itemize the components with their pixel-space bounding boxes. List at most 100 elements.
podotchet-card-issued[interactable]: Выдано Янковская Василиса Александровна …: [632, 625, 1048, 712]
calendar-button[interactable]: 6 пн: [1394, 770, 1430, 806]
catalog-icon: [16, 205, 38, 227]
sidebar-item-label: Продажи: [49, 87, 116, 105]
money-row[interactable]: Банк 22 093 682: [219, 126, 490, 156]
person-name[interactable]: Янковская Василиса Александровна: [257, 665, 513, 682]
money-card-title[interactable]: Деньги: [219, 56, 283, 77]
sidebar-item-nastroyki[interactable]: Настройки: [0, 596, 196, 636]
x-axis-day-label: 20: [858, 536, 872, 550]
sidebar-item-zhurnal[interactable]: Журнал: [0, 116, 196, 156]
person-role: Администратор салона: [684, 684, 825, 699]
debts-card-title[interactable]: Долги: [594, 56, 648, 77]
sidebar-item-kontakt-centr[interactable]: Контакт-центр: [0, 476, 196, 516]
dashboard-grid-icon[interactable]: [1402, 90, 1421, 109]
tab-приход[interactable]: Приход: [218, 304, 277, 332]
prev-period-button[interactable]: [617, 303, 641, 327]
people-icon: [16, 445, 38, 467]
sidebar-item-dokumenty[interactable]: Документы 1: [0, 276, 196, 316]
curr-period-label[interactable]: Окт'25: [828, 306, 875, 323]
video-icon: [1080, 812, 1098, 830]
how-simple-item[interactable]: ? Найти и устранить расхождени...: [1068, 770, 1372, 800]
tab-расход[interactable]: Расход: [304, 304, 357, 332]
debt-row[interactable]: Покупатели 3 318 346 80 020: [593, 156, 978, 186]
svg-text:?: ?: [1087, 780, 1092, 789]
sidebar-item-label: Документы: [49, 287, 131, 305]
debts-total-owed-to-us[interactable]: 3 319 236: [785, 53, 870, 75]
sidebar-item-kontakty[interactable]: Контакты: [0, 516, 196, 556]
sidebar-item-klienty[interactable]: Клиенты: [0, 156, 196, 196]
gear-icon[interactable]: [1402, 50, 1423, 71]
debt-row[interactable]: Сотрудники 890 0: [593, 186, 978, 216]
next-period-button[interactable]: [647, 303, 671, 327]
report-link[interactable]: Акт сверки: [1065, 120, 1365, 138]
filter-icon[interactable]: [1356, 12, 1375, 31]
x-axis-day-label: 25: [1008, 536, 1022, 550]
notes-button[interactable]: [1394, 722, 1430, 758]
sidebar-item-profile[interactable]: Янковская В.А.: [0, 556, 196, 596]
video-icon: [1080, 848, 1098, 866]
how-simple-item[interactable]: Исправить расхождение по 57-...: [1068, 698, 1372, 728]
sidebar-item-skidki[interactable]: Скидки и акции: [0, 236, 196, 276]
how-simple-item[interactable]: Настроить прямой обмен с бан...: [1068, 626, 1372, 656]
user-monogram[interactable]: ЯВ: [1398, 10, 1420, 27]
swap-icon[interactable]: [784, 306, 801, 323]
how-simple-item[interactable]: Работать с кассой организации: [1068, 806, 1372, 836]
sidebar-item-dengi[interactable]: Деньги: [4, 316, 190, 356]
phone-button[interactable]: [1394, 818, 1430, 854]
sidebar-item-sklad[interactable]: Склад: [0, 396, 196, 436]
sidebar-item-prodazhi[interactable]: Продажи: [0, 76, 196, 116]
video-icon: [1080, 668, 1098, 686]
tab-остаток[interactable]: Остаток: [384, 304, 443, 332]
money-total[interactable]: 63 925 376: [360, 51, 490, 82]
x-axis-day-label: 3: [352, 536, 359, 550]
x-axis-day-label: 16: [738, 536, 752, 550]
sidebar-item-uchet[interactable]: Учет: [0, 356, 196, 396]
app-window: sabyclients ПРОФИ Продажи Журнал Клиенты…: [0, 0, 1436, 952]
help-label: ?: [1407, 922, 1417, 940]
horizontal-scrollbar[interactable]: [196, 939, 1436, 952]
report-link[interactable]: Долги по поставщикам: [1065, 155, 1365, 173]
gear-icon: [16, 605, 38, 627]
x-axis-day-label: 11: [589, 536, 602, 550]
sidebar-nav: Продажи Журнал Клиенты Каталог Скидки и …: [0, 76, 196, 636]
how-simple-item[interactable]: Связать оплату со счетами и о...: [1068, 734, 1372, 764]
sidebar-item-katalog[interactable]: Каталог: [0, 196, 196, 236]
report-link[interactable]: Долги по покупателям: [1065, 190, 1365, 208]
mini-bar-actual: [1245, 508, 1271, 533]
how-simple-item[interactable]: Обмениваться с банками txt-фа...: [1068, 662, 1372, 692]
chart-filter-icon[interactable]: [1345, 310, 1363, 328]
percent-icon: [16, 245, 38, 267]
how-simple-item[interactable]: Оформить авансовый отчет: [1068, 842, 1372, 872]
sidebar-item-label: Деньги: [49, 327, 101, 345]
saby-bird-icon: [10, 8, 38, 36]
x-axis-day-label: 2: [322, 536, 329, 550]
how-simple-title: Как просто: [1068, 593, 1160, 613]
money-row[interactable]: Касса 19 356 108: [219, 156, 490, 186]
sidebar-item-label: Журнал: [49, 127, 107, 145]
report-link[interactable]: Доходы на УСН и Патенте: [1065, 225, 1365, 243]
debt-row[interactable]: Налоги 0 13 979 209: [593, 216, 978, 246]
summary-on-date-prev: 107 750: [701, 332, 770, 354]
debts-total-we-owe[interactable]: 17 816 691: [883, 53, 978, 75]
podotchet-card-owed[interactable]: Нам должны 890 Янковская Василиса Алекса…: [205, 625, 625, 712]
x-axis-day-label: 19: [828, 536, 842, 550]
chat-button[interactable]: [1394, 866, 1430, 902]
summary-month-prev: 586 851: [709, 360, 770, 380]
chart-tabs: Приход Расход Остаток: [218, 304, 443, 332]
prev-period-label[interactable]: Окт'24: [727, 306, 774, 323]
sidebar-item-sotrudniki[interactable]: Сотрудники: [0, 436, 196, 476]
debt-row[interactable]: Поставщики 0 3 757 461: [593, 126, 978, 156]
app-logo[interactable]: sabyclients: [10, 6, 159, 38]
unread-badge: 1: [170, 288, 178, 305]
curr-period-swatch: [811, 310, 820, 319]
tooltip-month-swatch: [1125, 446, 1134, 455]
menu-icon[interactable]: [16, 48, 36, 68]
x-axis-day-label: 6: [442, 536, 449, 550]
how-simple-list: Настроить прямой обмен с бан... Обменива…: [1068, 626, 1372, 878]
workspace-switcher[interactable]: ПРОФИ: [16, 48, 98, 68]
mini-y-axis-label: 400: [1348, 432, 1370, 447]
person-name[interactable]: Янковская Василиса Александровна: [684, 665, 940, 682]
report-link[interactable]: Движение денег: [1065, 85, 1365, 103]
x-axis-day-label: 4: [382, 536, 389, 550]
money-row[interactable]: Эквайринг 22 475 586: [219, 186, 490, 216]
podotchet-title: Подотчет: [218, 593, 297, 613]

What is needed
Count the lines in the records above that contain the string "button", and reply with that number alone.

Correct answer
6